=== Task description ===
Search the data below for the word "fidelity" and copy each line that holds it.
Start
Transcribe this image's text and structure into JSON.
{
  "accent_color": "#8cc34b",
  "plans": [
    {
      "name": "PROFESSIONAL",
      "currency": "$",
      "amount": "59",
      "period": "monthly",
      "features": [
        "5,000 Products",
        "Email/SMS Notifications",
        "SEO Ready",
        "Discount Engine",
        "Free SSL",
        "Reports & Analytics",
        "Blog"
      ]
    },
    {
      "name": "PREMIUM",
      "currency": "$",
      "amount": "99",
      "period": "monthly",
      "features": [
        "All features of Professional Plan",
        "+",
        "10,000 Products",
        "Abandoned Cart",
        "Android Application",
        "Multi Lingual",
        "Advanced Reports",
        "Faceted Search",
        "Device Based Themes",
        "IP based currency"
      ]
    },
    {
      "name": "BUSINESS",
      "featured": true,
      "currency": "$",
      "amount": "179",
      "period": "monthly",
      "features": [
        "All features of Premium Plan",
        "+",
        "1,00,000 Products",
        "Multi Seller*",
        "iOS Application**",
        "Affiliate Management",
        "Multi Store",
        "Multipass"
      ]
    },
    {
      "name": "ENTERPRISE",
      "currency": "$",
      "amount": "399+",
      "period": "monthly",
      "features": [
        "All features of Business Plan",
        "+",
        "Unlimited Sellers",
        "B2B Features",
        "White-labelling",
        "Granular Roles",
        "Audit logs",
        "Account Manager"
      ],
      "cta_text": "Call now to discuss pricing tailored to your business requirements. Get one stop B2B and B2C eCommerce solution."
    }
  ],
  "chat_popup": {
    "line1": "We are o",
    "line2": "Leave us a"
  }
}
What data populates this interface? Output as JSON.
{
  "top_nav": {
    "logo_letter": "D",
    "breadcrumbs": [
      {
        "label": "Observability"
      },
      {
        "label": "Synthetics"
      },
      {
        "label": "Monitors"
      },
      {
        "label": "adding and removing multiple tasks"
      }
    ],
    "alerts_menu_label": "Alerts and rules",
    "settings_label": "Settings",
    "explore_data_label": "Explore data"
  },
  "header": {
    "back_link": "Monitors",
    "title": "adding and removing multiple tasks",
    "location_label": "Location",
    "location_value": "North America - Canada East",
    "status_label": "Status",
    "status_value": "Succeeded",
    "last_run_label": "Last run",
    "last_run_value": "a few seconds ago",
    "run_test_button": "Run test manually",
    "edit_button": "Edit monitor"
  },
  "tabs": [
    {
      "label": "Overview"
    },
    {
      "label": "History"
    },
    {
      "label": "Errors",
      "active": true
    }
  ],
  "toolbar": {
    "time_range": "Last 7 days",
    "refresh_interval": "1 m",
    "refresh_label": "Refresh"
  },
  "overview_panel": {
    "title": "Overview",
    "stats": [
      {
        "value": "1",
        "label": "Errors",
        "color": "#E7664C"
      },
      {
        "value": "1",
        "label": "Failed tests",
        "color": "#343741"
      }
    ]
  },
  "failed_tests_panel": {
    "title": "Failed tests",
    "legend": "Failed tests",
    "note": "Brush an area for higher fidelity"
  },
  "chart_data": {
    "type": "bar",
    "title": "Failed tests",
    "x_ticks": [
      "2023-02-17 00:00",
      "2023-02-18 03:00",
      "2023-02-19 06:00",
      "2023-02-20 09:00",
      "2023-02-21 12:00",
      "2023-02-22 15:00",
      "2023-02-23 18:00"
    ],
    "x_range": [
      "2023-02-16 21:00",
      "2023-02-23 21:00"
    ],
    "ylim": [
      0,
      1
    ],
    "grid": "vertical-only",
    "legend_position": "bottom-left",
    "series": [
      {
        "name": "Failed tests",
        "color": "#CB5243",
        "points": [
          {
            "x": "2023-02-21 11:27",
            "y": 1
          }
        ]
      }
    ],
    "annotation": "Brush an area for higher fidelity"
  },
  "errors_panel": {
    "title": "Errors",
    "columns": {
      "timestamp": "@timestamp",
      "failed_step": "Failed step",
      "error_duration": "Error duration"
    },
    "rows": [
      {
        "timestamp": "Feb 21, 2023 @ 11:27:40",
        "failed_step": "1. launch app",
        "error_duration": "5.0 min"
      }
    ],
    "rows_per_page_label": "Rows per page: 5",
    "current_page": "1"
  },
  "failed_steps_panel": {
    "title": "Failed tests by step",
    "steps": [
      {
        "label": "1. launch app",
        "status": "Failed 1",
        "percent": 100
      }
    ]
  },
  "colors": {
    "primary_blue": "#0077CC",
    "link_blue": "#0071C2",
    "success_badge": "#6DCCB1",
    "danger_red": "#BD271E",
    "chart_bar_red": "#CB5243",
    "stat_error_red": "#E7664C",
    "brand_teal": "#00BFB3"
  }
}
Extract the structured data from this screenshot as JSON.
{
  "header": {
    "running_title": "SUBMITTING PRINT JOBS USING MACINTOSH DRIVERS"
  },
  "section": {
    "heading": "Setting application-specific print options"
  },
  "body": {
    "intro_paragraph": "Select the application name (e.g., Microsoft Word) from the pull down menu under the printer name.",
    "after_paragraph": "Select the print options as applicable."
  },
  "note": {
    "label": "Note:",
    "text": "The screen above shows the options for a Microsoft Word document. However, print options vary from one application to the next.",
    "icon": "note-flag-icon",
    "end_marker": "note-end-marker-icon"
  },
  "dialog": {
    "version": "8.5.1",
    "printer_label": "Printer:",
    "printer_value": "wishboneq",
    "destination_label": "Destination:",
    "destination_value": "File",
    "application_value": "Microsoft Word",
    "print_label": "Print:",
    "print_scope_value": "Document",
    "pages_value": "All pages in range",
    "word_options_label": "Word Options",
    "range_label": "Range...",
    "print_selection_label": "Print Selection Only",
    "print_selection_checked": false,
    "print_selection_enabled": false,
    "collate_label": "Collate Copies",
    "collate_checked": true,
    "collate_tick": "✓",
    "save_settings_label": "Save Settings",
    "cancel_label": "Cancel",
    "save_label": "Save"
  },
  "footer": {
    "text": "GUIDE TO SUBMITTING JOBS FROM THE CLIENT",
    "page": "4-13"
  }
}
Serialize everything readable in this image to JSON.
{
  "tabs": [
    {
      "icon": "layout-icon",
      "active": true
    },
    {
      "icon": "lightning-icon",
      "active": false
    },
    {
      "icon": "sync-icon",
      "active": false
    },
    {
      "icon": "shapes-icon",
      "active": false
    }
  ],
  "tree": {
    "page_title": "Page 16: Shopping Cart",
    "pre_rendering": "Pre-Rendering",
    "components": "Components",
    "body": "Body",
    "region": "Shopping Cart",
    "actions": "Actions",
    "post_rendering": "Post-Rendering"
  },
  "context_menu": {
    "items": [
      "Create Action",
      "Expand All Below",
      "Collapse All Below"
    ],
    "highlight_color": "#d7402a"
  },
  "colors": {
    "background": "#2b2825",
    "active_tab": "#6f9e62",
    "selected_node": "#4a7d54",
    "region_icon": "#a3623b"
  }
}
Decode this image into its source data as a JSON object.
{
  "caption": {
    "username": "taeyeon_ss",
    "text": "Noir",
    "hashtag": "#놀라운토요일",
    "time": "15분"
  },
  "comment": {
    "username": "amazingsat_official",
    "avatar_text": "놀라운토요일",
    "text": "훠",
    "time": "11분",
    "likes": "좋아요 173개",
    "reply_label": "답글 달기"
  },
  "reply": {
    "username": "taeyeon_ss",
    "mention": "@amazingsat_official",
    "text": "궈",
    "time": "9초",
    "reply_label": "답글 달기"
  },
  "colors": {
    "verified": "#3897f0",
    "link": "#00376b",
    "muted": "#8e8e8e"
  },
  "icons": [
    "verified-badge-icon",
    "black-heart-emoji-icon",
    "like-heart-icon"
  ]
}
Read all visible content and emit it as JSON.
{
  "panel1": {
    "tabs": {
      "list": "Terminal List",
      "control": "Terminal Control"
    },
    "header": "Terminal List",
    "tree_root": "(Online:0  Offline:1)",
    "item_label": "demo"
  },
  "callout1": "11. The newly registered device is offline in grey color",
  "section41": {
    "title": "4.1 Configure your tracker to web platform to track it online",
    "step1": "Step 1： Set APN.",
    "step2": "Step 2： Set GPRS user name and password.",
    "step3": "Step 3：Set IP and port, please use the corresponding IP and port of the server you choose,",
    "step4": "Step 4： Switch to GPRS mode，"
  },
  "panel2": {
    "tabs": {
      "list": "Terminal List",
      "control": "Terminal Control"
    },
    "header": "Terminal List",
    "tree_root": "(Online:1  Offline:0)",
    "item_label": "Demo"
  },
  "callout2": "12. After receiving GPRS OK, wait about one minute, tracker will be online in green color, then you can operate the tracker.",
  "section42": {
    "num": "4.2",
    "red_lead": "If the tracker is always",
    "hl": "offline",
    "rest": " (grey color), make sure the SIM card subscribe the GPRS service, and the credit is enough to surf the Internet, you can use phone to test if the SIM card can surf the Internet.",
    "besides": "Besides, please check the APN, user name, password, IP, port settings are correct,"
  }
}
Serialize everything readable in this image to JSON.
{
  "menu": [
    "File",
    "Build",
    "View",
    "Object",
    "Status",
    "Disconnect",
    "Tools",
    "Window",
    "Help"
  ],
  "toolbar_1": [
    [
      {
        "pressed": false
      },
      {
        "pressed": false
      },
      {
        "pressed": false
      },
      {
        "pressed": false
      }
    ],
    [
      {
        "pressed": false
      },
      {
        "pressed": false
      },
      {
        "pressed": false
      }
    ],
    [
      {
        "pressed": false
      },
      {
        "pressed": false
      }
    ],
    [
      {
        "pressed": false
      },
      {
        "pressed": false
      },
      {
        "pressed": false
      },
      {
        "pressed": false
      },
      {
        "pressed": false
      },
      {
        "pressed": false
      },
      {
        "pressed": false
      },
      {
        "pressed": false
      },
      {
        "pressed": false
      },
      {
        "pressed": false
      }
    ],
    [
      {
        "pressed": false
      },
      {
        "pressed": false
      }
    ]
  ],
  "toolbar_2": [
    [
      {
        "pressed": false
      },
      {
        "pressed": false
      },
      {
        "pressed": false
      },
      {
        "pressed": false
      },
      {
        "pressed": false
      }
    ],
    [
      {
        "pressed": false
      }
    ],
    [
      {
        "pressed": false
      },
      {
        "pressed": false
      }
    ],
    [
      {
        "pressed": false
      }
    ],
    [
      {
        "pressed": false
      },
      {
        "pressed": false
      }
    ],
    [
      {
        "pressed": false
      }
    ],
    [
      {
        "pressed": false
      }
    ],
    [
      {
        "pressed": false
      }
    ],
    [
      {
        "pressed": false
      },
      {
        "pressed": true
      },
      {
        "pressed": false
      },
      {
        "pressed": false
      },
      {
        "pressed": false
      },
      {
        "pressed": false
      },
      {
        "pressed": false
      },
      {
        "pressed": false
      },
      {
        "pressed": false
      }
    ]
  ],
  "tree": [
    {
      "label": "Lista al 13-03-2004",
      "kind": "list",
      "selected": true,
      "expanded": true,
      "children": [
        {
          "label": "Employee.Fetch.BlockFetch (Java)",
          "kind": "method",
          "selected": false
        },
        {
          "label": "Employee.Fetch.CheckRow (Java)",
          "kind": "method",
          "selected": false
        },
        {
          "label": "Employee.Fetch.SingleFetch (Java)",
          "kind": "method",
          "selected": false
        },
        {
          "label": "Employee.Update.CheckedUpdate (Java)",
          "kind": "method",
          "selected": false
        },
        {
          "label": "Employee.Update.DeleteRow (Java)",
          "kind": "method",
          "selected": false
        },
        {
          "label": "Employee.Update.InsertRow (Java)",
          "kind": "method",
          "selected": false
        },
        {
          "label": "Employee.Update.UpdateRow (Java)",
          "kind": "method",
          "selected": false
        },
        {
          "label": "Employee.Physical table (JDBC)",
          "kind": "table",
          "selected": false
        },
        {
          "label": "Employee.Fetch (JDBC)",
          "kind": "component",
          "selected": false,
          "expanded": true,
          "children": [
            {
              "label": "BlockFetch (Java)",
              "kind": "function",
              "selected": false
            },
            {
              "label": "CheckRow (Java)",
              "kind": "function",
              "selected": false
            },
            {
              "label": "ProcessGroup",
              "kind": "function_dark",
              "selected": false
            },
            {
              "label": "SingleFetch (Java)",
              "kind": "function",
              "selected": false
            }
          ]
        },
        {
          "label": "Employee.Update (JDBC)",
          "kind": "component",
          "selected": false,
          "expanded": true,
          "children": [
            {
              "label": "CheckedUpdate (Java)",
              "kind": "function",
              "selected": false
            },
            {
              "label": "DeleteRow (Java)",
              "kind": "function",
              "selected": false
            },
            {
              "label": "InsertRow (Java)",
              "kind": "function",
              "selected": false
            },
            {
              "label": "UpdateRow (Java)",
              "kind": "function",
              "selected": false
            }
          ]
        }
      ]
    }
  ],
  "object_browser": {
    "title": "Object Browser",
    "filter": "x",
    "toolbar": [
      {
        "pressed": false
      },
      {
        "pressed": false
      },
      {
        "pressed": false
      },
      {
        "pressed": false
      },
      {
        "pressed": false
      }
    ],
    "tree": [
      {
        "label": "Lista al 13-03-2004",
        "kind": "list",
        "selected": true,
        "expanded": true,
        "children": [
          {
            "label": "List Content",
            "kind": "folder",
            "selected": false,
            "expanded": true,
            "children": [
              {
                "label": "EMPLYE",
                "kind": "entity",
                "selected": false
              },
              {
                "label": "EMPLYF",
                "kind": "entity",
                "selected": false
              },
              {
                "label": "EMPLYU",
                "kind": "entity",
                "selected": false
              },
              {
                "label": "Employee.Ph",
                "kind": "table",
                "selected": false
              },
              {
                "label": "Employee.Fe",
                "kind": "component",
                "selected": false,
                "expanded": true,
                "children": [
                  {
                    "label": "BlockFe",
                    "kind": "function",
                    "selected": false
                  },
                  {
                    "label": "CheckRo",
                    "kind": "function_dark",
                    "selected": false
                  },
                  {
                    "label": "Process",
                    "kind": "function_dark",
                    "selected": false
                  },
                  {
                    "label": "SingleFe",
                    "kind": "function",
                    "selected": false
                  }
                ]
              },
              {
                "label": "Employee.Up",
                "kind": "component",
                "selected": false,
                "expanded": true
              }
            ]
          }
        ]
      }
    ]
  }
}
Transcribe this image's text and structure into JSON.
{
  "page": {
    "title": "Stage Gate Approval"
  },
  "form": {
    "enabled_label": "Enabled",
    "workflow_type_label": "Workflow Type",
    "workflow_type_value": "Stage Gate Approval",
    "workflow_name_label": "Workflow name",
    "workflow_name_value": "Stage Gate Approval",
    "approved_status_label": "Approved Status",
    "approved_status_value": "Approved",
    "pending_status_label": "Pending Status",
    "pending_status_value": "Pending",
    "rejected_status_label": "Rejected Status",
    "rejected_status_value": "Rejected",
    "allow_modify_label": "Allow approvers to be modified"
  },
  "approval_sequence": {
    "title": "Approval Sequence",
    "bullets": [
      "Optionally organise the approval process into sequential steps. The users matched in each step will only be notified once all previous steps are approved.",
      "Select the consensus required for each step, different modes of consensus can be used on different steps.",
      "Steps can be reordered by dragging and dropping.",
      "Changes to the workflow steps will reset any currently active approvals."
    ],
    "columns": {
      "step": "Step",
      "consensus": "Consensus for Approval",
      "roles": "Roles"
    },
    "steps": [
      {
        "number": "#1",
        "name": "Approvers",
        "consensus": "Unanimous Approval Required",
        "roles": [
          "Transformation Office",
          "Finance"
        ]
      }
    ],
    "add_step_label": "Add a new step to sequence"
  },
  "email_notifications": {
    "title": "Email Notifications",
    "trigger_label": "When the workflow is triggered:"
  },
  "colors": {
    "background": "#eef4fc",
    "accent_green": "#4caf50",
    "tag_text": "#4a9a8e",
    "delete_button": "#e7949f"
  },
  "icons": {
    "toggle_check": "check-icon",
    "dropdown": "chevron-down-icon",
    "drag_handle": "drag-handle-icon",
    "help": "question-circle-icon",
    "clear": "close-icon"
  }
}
End
=== Result of this task ===
    "note": "Brush an area for higher fidelity"
    "annotation": "Brush an area for higher fidelity"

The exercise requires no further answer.